Your task - From the listing below, pull out the lines that hold "onion".

Information given -
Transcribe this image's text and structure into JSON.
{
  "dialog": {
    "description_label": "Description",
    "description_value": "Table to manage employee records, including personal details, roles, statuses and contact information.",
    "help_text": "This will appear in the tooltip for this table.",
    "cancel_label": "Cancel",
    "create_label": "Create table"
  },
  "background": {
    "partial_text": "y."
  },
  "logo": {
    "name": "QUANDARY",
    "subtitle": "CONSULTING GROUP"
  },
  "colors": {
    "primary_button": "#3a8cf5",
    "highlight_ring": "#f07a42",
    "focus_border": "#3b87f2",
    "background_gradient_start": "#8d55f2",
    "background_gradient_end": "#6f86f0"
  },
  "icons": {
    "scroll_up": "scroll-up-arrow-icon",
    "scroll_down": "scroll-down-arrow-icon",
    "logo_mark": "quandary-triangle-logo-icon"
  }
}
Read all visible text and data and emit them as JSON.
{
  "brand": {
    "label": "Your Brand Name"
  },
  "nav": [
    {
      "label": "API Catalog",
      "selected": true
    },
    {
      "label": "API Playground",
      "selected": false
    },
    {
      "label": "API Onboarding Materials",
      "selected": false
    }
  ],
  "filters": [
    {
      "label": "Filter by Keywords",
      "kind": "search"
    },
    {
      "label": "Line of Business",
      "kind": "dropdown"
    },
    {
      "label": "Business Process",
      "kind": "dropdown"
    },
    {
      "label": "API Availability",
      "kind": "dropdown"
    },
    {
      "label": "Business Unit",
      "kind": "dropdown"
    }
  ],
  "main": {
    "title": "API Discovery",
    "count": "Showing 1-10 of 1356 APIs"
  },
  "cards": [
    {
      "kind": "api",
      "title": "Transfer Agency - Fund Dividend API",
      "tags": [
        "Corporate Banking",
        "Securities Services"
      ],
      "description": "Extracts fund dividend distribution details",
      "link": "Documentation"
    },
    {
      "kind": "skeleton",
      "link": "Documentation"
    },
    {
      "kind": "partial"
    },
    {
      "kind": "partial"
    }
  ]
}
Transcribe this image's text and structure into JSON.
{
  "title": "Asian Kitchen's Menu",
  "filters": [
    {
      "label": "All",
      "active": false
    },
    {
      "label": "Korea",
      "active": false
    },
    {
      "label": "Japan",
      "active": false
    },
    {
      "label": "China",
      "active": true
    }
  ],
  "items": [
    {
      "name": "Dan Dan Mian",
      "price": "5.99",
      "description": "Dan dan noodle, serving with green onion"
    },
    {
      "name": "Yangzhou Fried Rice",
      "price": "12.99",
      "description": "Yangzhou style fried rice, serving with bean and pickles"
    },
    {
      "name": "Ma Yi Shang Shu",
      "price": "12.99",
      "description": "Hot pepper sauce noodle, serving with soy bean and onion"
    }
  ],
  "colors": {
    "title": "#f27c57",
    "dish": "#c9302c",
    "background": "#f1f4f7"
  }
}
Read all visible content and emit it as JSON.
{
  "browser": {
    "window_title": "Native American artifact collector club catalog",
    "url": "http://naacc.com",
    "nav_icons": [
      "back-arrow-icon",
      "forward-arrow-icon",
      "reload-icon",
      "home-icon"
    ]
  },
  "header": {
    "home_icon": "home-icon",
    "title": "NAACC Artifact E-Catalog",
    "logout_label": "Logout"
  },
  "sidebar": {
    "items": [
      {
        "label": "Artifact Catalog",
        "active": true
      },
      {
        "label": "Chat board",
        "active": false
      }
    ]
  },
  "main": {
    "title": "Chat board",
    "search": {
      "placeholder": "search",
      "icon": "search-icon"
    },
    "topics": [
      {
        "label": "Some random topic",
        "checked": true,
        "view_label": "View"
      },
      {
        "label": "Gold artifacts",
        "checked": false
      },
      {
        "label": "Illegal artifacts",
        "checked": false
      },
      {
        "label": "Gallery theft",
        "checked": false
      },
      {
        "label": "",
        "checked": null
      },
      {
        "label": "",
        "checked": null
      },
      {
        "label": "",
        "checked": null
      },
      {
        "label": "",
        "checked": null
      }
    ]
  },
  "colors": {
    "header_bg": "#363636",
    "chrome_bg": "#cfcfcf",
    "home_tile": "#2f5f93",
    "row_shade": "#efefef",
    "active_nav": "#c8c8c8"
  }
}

Expected answer -
      "description": "Dan dan noodle, serving with green onion"
      "description": "Hot pepper sauce noodle, serving with soy bean and onion"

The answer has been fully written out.